'''

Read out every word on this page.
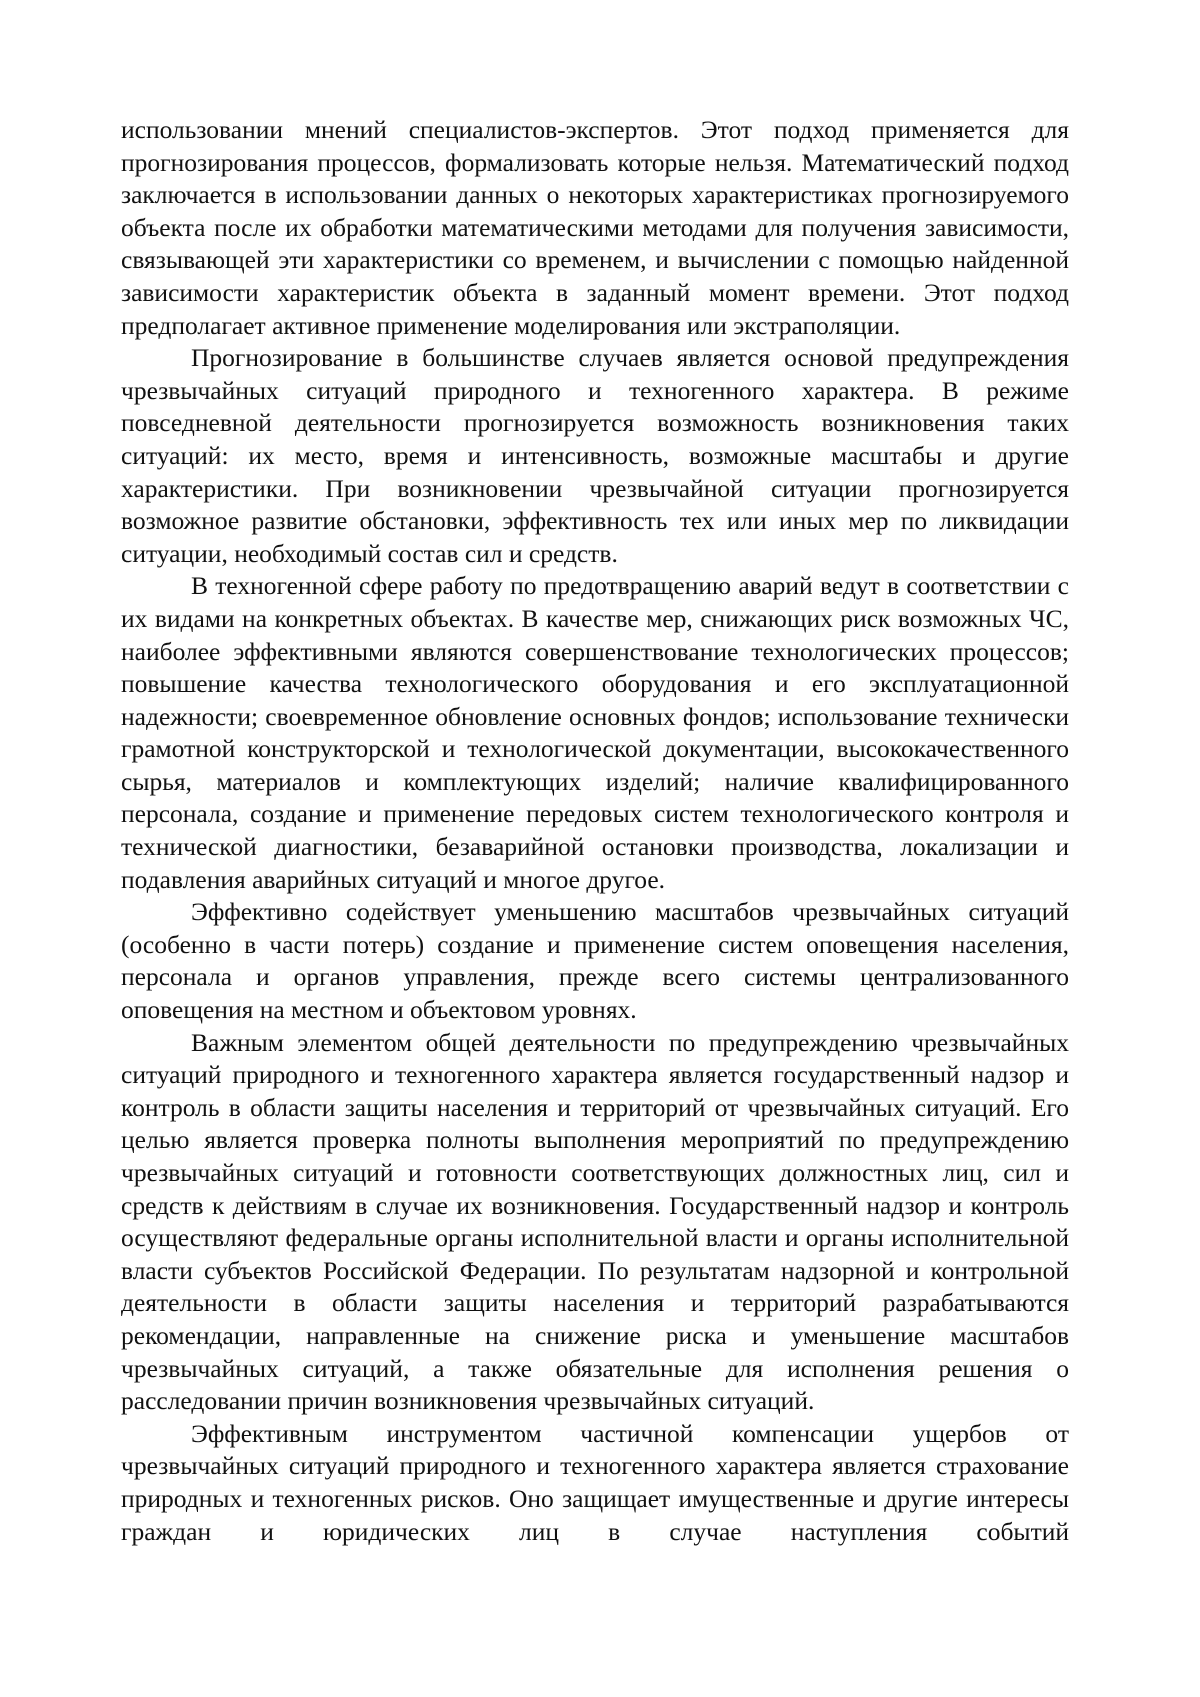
использовании мнений специалистов-экспертов. Этот подход применяется для прогнозирования процессов, формализовать которые нельзя. Математический подход заключается в использовании данных о некоторых характеристиках прогнозируемого объекта после их обработки математическими методами для получения зависимости, связывающей эти характеристики со временем, и вычислении с помощью найденной зависимости характеристик объекта в заданный момент времени. Этот подход предполагает активное применение моделирования или экстраполяции.

Прогнозирование в большинстве случаев является основой предупреждения чрезвычайных ситуаций природного и техногенного характера. В режиме повседневной деятельности прогнозируется возможность возникновения таких ситуаций: их место, время и интенсивность, возможные масштабы и другие характеристики. При возникновении чрезвычайной ситуации прогнозируется возможное развитие обстановки, эффективность тех или иных мер по ликвидации ситуации, необходимый состав сил и средств.

В техногенной сфере работу по предотвращению аварий ведут в соответствии с их видами на конкретных объектах. В качестве мер, снижающих риск возможных ЧС, наиболее эффективными являются совершенствование технологических процессов; повышение качества технологического оборудования и его эксплуатационной надежности; своевременное обновление основных фондов; использование технически грамотной конструкторской и технологической документации, высококачественного сырья, материалов и комплектующих изделий; наличие квалифицированного персонала, создание и применение передовых систем технологического контроля и технической диагностики, безаварийной остановки производства, локализации и подавления аварийных ситуаций и многое другое.

Эффективно содействует уменьшению масштабов чрезвычайных ситуаций (особенно в части потерь) создание и применение систем оповещения населения, персонала и органов управления, прежде всего системы централизованного оповещения на местном и объектовом уровнях.

Важным элементом общей деятельности по предупреждению чрезвычайных ситуаций природного и техногенного характера является государственный надзор и контроль в области защиты населения и территорий от чрезвычайных ситуаций. Его целью является проверка полноты выполнения мероприятий по предупреждению чрезвычайных ситуаций и готовности соответствующих должностных лиц, сил и средств к действиям в случае их возникновения. Государственный надзор и контроль осуществляют федеральные органы исполнительной власти и органы исполнительной власти субъектов Российской Федерации. По результатам надзорной и контрольной деятельности в области защиты населения и территорий разрабатываются рекомендации, направленные на снижение риска и уменьшение масштабов чрезвычайных ситуаций, а также обязательные для исполнения решения о расследовании причин возникновения чрезвычайных ситуаций.

Эффективным инструментом частичной компенсации ущербов от чрезвычайных ситуаций природного и техногенного характера является страхование природных и техногенных рисков. Оно защищает имущественные и другие интересы граждан и юридических лиц в случае наступления событий
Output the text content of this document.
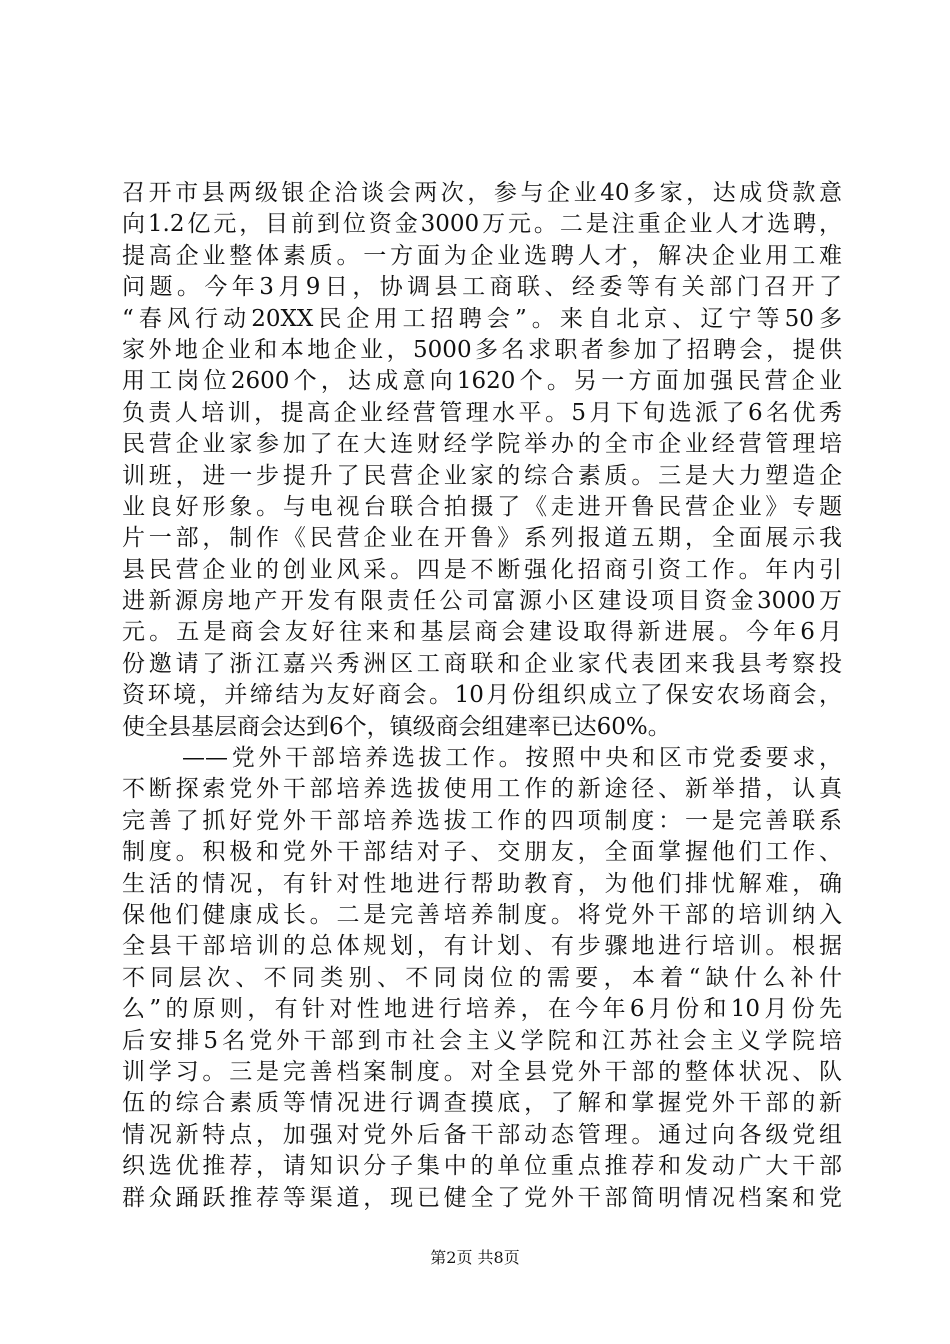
召开市县两级银企洽谈会两次，参与企业40多家，达成贷款意
向1.2亿元，目前到位资金3000万元。二是注重企业人才选聘，
提高企业整体素质。一方面为企业选聘人才，解决企业用工难
问题。今年3月9日，协调县工商联、经委等有关部门召开了
“春风行动20XX民企用工招聘会”。来自北京、辽宁等50多
家外地企业和本地企业，5000多名求职者参加了招聘会，提供
用工岗位2600个，达成意向1620个。另一方面加强民营企业
负责人培训，提高企业经营管理水平。5月下旬选派了6名优秀
民营企业家参加了在大连财经学院举办的全市企业经营管理培
训班，进一步提升了民营企业家的综合素质。三是大力塑造企
业良好形象。与电视台联合拍摄了《走进开鲁民营企业》专题
片一部，制作《民营企业在开鲁》系列报道五期，全面展示我
县民营企业的创业风采。四是不断强化招商引资工作。年内引
进新源房地产开发有限责任公司富源小区建设项目资金3000万
元。五是商会友好往来和基层商会建设取得新进展。今年6月
份邀请了浙江嘉兴秀洲区工商联和企业家代表团来我县考察投
资环境，并缔结为友好商会。10月份组织成立了保安农场商会，
使全县基层商会达到6个，镇级商会组建率已达60%。
——党外干部培养选拔工作。按照中央和区市党委要求，
不断探索党外干部培养选拔使用工作的新途径、新举措，认真
完善了抓好党外干部培养选拔工作的四项制度：一是完善联系
制度。积极和党外干部结对子、交朋友，全面掌握他们工作、
生活的情况，有针对性地进行帮助教育，为他们排忧解难，确
保他们健康成长。二是完善培养制度。将党外干部的培训纳入
全县干部培训的总体规划，有计划、有步骤地进行培训。根据
不同层次、不同类别、不同岗位的需要，本着“缺什么补什
么”的原则，有针对性地进行培养，在今年6月份和10月份先
后安排5名党外干部到市社会主义学院和江苏社会主义学院培
训学习。三是完善档案制度。对全县党外干部的整体状况、队
伍的综合素质等情况进行调查摸底，了解和掌握党外干部的新
情况新特点，加强对党外后备干部动态管理。通过向各级党组
织选优推荐，请知识分子集中的单位重点推荐和发动广大干部
群众踊跃推荐等渠道，现已健全了党外干部简明情况档案和党
第2页 共8页
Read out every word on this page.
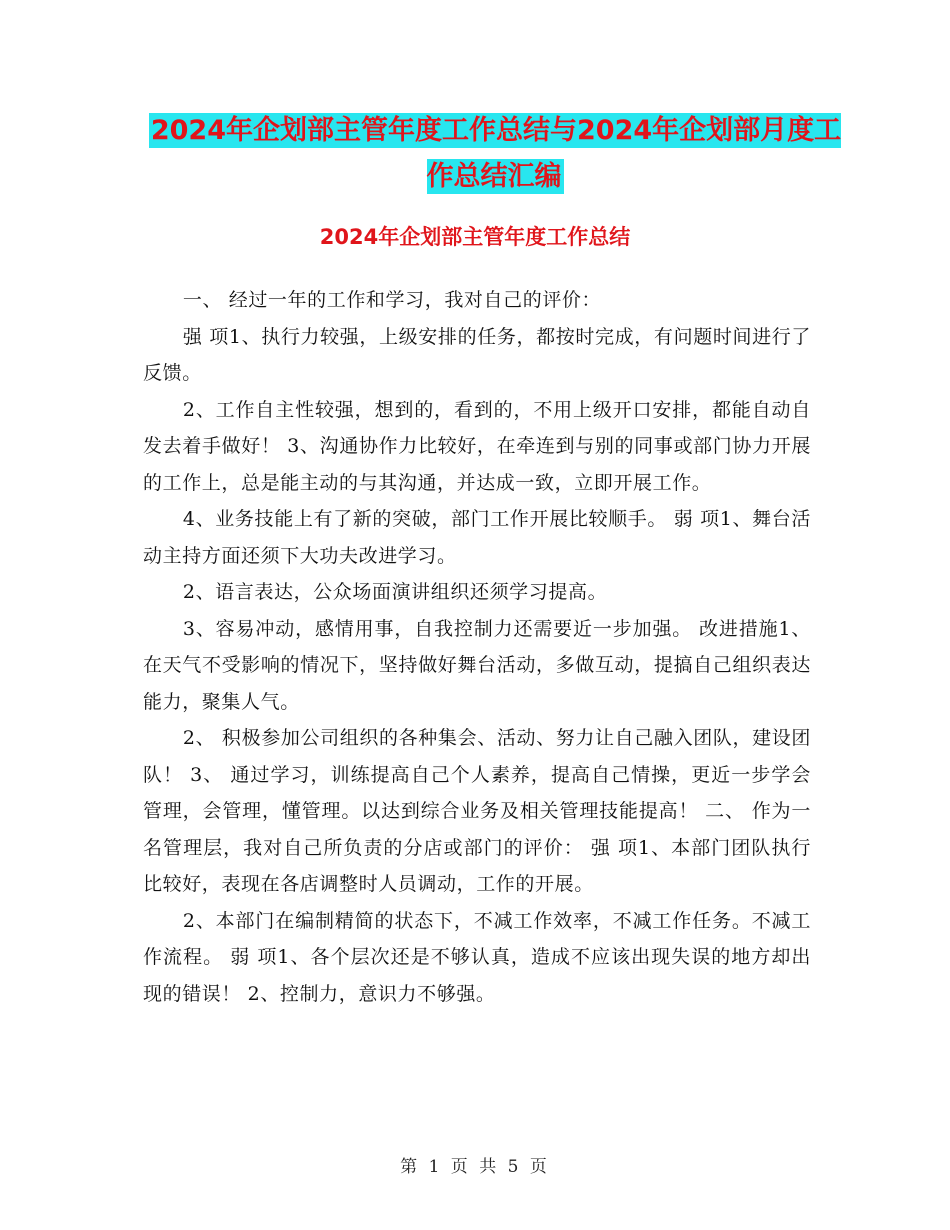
2024年企划部主管年度工作总结与2024年企划部月度工作总结汇编
2024年企划部主管年度工作总结

一、 经过一年的工作和学习，我对自己的评价：

强 项1、执行力较强，上级安排的任务，都按时完成，有问题时间进行了反馈。

2、工作自主性较强，想到的，看到的，不用上级开口安排，都能自动自发去着手做好！ 3、沟通协作力比较好，在牵连到与别的同事或部门协力开展的工作上，总是能主动的与其沟通，并达成一致，立即开展工作。

4、业务技能上有了新的突破，部门工作开展比较顺手。 弱 项1、舞台活动主持方面还须下大功夫改进学习。

2、语言表达，公众场面演讲组织还须学习提高。

3、容易冲动，感情用事，自我控制力还需要近一步加强。 改进措施1、 在天气不受影响的情况下，坚持做好舞台活动，多做互动，提搞自己组织表达能力，聚集人气。

2、 积极参加公司组织的各种集会、活动、努力让自己融入团队，建设团队！ 3、 通过学习，训练提高自己个人素养，提高自己情操，更近一步学会管理，会管理，懂管理。以达到综合业务及相关管理技能提高！ 二、 作为一名管理层，我对自己所负责的分店或部门的评价： 强 项1、本部门团队执行比较好，表现在各店调整时人员调动，工作的开展。

2、本部门在编制精简的状态下，不减工作效率，不减工作任务。不减工作流程。 弱 项1、各个层次还是不够认真，造成不应该出现失误的地方却出现的错误！ 2、控制力，意识力不够强。

第 1 页 共 5 页
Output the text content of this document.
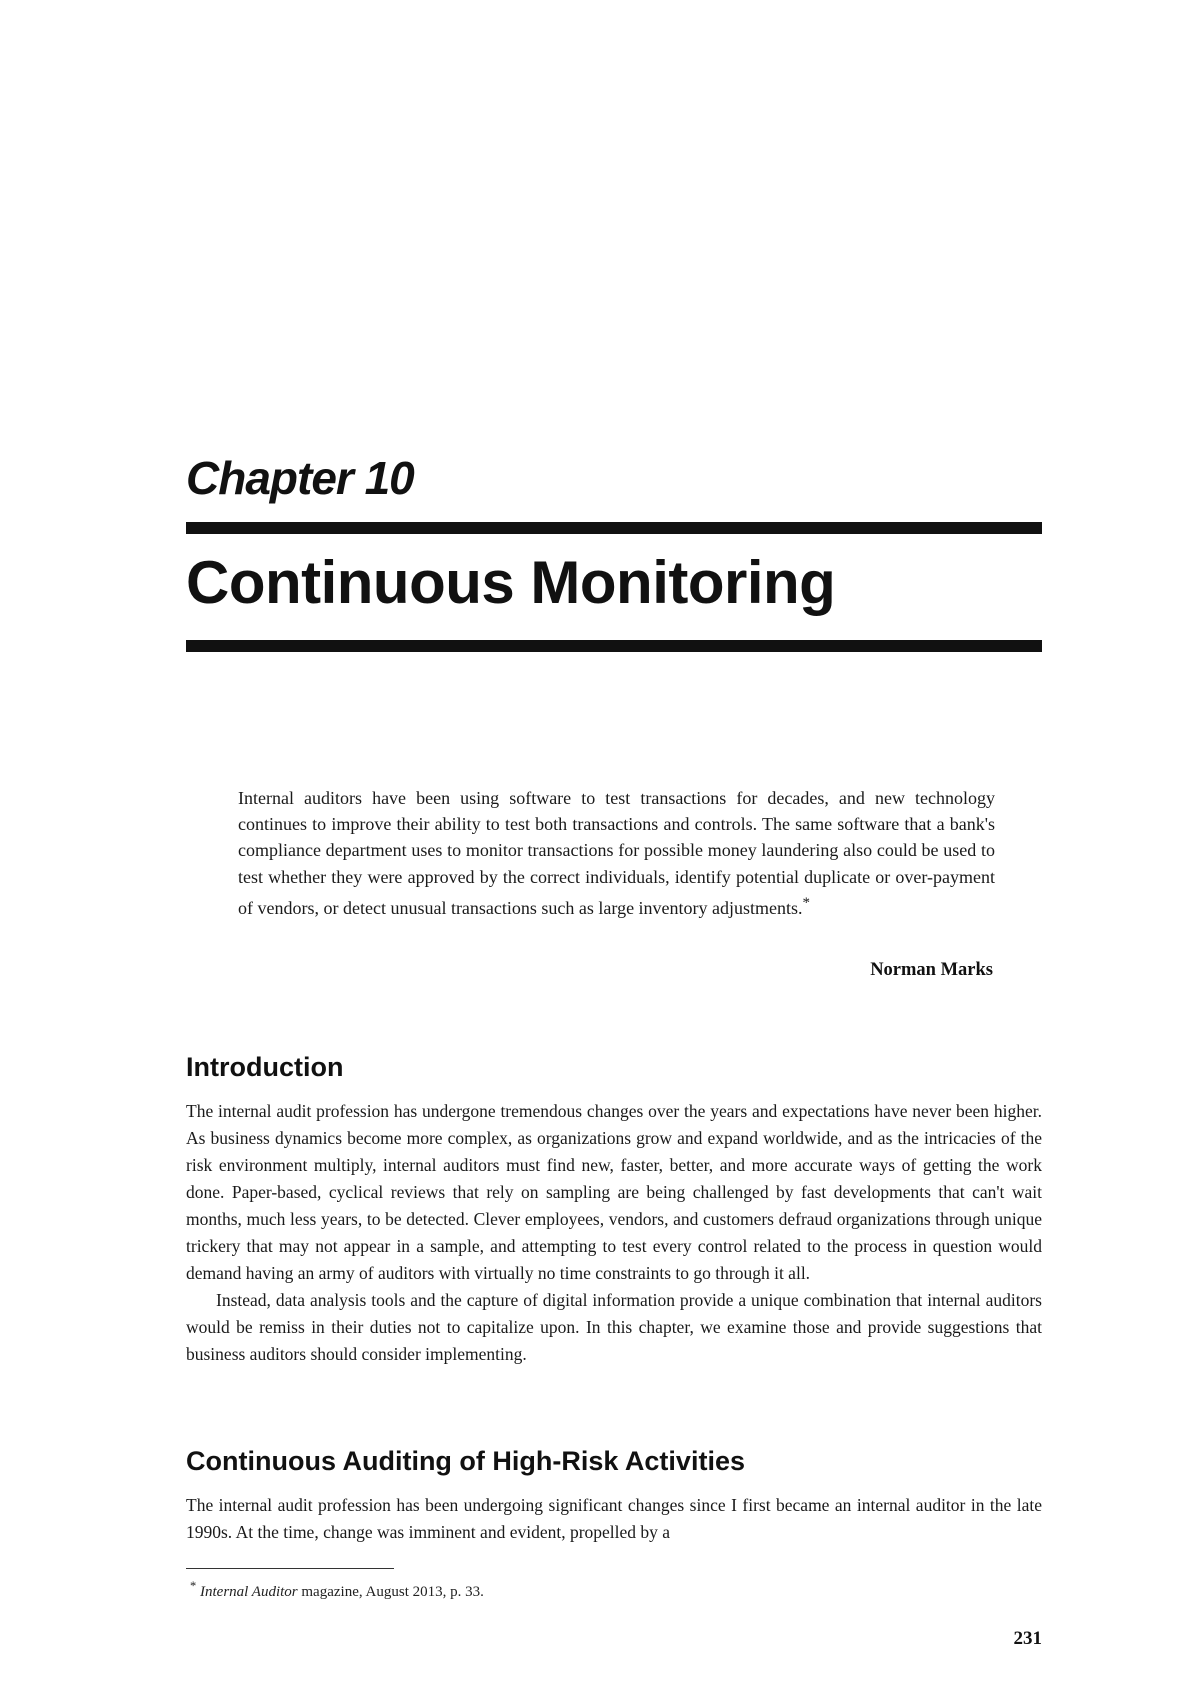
Chapter 10
Continuous Monitoring

Internal auditors have been using software to test transactions for decades, and new technology continues to improve their ability to test both transactions and controls. The same software that a bank's compliance department uses to monitor transactions for possible money laundering also could be used to test whether they were approved by the correct individuals, identify potential duplicate or over-payment of vendors, or detect unusual transactions such as large inventory adjustments.*

Norman Marks
Introduction

The internal audit profession has undergone tremendous changes over the years and expectations have never been higher. As business dynamics become more complex, as organizations grow and expand worldwide, and as the intricacies of the risk environment multiply, internal auditors must find new, faster, better, and more accurate ways of getting the work done. Paper-based, cyclical reviews that rely on sampling are being challenged by fast developments that can't wait months, much less years, to be detected. Clever employees, vendors, and customers defraud organizations through unique trickery that may not appear in a sample, and attempting to test every control related to the process in question would demand having an army of auditors with virtually no time constraints to go through it all.

Instead, data analysis tools and the capture of digital information provide a unique combination that internal auditors would be remiss in their duties not to capitalize upon. In this chapter, we examine those and provide suggestions that business auditors should consider implementing.

Continuous Auditing of High-Risk Activities

The internal audit profession has been undergoing significant changes since I first became an internal auditor in the late 1990s. At the time, change was imminent and evident, propelled by a

* Internal Auditor magazine, August 2013, p. 33.
231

'''

▶ **What is required**
Which lines in the listing above hold the word "been"? Show each of them.

▶ **Output of the task**
Internal auditors have been using software to test transactions for decades, and new technology continues to improve their ability to test both transactions and controls. The same software that a bank's compliance department uses to monitor transactions for possible money laundering also could be used to test whether they were approved by the correct individuals, identify potential duplicate or over-payment of vendors, or detect unusual transactions such as large inventory adjustments.*
The internal audit profession has undergone tremendous changes over the years and expectations have never been higher. As business dynamics become more complex, as organizations grow and expand worldwide, and as the intricacies of the risk environment multiply, internal auditors must find new, faster, better, and more accurate ways of getting the work done. Paper-based, cyclical reviews that rely on sampling are being challenged by fast developments that can't wait months, much less years, to be detected. Clever employees, vendors, and customers defraud organizations through unique trickery that may not appear in a sample, and attempting to test every control related to the process in question would demand having an army of auditors with virtually no time constraints to go through it all.
The internal audit profession has been undergoing significant changes since I first became an internal auditor in the late 1990s. At the time, change was imminent and evident, propelled by a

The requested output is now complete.